Exercise description:
Copy each line that contains the word "color".
#####
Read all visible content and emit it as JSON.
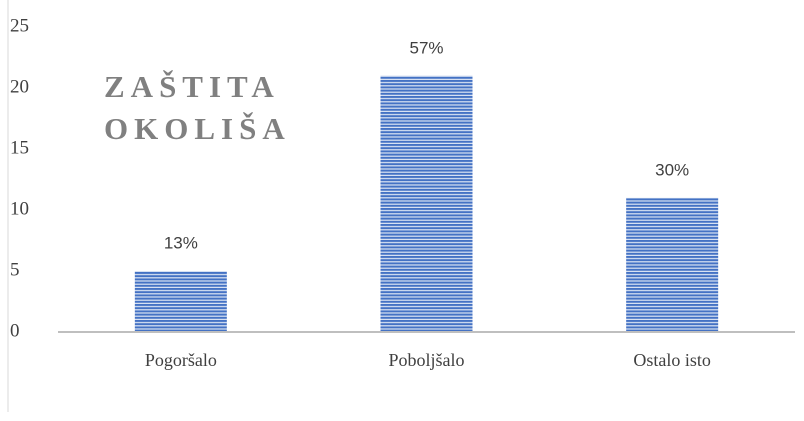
{
  "chart_data": {
    "type": "bar",
    "title": "ZAŠTITA OKOLIŠA",
    "categories": [
      "Pogoršalo",
      "Poboljšalo",
      "Ostalo isto"
    ],
    "values": [
      5,
      21,
      11
    ],
    "value_labels": [
      "13%",
      "57%",
      "30%"
    ],
    "color": "#4472c4",
    "ylim": [
      0,
      25
    ],
    "yticks": [
      0,
      5,
      10,
      15,
      20,
      25
    ],
    "grid": false
  }
}
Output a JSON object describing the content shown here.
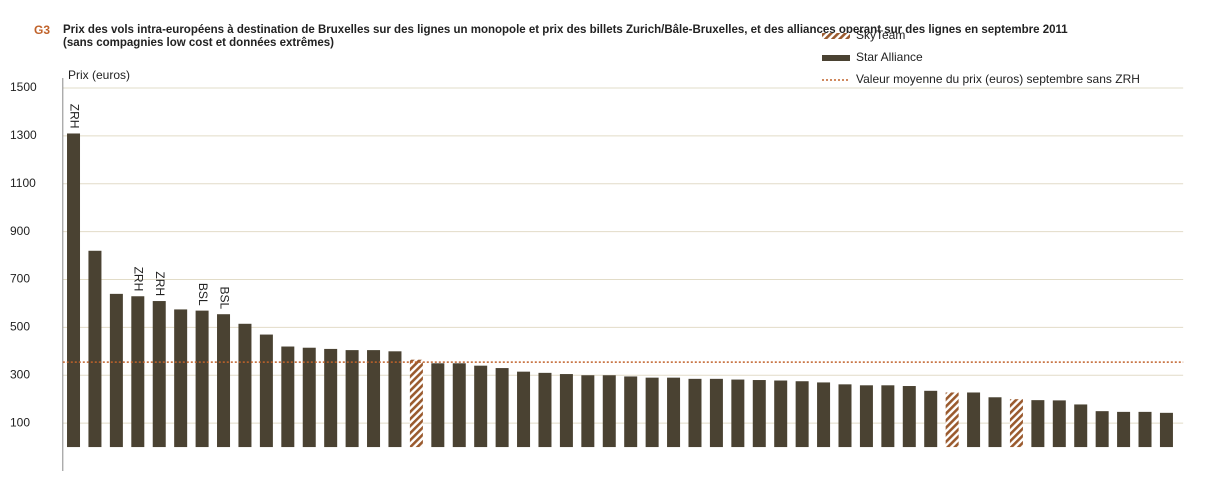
{
  "chart_data": {
    "type": "bar",
    "label": "G3",
    "title": "Prix des vols intra-européens à destination de Bruxelles sur des lignes un monopole et prix des billets Zurich/Bâle-Bruxelles, et des alliances operant sur des lignes en septembre 2011",
    "subtitle": "(sans compagnies low cost et données extrêmes)",
    "y_label": "Prix (euros)",
    "ylim": [
      -100,
      1500
    ],
    "yticks": [
      100,
      300,
      500,
      700,
      900,
      1100,
      1300,
      1500
    ],
    "grid": true,
    "legend": "top-right",
    "series": [
      {
        "name": "SkyTeam",
        "color": "#9a5a2e",
        "hatch": true,
        "values": [
          null,
          null,
          null,
          null,
          null,
          null,
          null,
          null,
          null,
          null,
          null,
          null,
          null,
          null,
          null,
          null,
          365,
          null,
          null,
          null,
          null,
          null,
          null,
          null,
          null,
          null,
          null,
          null,
          null,
          null,
          null,
          null,
          null,
          null,
          null,
          null,
          null,
          null,
          null,
          null,
          null,
          228,
          null,
          null,
          200,
          null,
          null,
          null,
          null,
          null,
          null,
          null
        ]
      },
      {
        "name": "Star Alliance",
        "color": "#4a4232",
        "hatch": false,
        "values": [
          1310,
          820,
          640,
          630,
          610,
          575,
          570,
          555,
          515,
          470,
          420,
          415,
          410,
          405,
          405,
          400,
          null,
          350,
          350,
          340,
          330,
          315,
          310,
          305,
          300,
          300,
          295,
          290,
          290,
          285,
          285,
          282,
          280,
          278,
          275,
          270,
          262,
          258,
          258,
          255,
          235,
          null,
          228,
          208,
          null,
          196,
          195,
          178,
          150,
          147,
          147,
          143
        ]
      }
    ],
    "bar_labels": [
      "ZRH",
      null,
      null,
      "ZRH",
      "ZRH",
      null,
      "BSL",
      "BSL",
      null,
      null,
      null,
      null,
      null,
      null,
      null,
      null,
      null,
      null,
      null,
      null,
      null,
      null,
      null,
      null,
      null,
      null,
      null,
      null,
      null,
      null,
      null,
      null,
      null,
      null,
      null,
      null,
      null,
      null,
      null,
      null,
      null,
      null,
      null,
      null,
      null,
      null,
      null,
      null,
      null,
      null,
      null,
      null
    ],
    "reference_line": {
      "name": "Valeur moyenne du prix (euros) septembre sans ZRH",
      "value": 355,
      "color": "#c0622a"
    }
  }
}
#####
The output:
    "color": "#4472c4",
        "color": "#9a5a2e",
        "color": "#4a4232",
      "color": "#c0622a"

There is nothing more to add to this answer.